---- Recorded data
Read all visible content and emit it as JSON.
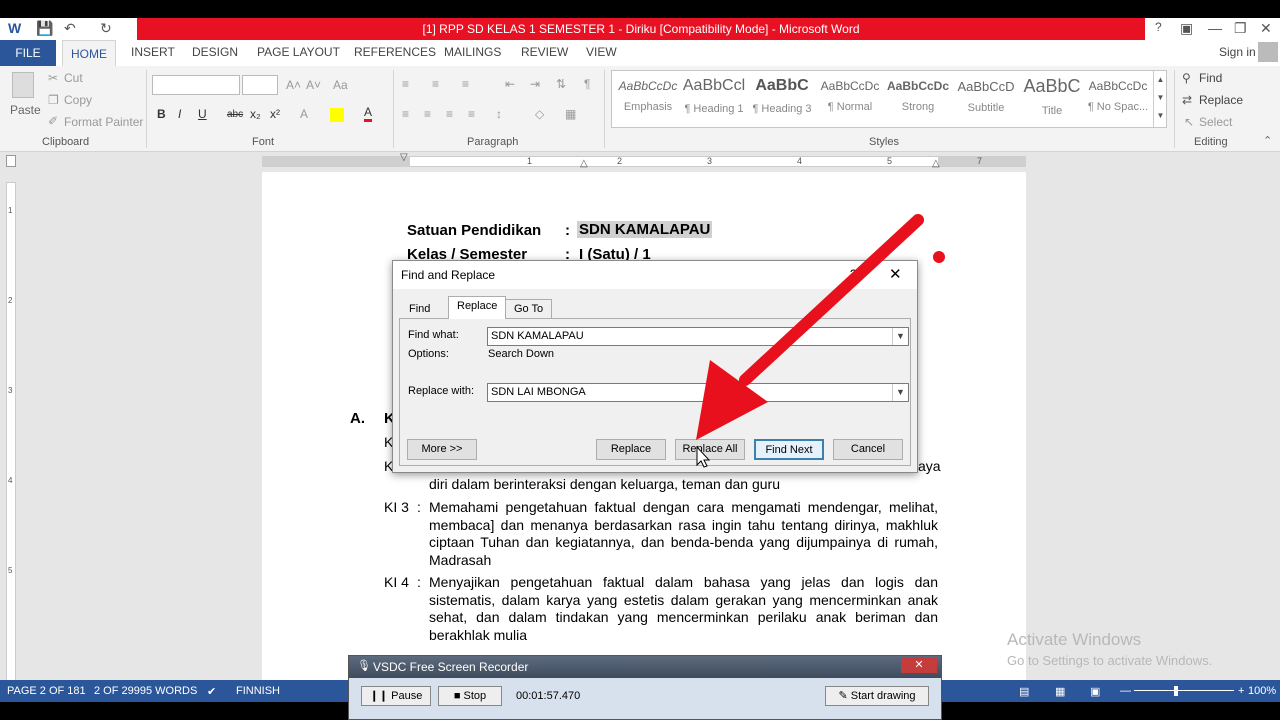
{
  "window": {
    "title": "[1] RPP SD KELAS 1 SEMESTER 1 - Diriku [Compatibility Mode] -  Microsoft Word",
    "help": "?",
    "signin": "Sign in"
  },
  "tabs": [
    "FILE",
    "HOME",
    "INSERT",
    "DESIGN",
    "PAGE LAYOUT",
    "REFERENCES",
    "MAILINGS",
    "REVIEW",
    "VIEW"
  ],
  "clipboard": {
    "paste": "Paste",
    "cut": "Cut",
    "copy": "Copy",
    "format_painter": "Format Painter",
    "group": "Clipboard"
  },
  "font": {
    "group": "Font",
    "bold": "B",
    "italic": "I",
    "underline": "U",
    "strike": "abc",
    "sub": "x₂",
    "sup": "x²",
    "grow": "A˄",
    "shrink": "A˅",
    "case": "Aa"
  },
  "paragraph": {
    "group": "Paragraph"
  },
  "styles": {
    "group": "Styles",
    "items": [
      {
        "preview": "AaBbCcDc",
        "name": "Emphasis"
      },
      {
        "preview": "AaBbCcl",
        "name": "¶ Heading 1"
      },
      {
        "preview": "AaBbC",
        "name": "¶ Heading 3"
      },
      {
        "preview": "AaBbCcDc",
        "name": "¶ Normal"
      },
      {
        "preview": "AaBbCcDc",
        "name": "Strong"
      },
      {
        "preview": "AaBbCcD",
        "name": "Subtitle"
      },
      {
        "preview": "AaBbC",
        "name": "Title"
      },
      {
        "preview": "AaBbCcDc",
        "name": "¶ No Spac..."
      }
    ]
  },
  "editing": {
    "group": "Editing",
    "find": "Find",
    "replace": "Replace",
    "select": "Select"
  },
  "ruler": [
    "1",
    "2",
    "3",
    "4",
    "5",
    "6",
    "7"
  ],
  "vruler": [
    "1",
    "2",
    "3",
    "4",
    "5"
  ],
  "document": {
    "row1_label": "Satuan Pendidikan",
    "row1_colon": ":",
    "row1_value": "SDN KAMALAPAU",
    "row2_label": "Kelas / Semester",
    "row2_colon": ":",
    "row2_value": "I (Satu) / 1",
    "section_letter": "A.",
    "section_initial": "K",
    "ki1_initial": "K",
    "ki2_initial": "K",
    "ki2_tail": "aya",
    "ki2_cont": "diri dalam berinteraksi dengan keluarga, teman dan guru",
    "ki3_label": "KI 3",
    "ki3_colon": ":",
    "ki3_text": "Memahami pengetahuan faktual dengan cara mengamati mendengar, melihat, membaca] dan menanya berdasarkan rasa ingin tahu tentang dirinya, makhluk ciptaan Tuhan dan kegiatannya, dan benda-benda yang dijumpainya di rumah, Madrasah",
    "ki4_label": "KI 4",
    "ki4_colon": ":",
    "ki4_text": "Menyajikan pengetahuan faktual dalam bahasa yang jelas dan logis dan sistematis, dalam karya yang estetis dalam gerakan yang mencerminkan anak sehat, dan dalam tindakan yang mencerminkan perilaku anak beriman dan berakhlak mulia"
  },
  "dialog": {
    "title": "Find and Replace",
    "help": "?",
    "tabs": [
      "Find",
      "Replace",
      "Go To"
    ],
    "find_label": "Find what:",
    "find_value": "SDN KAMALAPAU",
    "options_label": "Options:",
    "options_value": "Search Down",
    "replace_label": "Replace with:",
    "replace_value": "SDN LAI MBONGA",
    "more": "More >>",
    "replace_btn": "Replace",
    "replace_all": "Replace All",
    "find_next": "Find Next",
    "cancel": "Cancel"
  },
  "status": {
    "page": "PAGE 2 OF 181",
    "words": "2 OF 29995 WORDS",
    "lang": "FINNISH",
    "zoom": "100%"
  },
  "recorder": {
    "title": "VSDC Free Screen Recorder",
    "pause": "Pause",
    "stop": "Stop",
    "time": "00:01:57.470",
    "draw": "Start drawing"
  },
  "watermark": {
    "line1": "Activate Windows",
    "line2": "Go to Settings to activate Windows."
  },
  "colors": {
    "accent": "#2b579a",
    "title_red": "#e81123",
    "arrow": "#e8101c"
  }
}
--------
---- Recorded data
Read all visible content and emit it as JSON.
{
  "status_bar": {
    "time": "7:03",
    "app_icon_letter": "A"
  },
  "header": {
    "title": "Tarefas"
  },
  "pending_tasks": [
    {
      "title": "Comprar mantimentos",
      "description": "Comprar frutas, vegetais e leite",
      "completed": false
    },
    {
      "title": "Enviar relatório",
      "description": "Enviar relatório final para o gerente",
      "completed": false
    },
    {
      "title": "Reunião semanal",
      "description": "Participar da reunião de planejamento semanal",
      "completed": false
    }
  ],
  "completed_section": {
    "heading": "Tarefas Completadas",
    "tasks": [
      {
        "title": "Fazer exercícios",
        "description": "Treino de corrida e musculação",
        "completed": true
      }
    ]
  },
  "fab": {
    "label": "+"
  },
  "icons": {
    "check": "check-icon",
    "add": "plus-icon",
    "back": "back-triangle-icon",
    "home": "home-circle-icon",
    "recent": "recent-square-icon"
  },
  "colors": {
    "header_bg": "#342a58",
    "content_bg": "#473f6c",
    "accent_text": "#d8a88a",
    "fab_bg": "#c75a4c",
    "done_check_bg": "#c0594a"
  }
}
--------
● What you will do:
Return a copy of every line that includes the word "faktual".

● Answer to the problem:
    "ki3_text": "Memahami pengetahuan faktual dengan cara mengamati mendengar, melihat, membaca] dan menanya berdasarkan rasa ingin tahu tentang dirinya, makhluk ciptaan Tuhan dan kegiatannya, dan benda-benda yang dijumpainya di rumah, Madrasah",
    "ki4_text": "Menyajikan pengetahuan faktual dalam bahasa yang jelas dan logis dan sistematis, dalam karya yang estetis dalam gerakan yang mencerminkan anak sehat, dan dalam tindakan yang mencerminkan perilaku anak beriman dan berakhlak mulia"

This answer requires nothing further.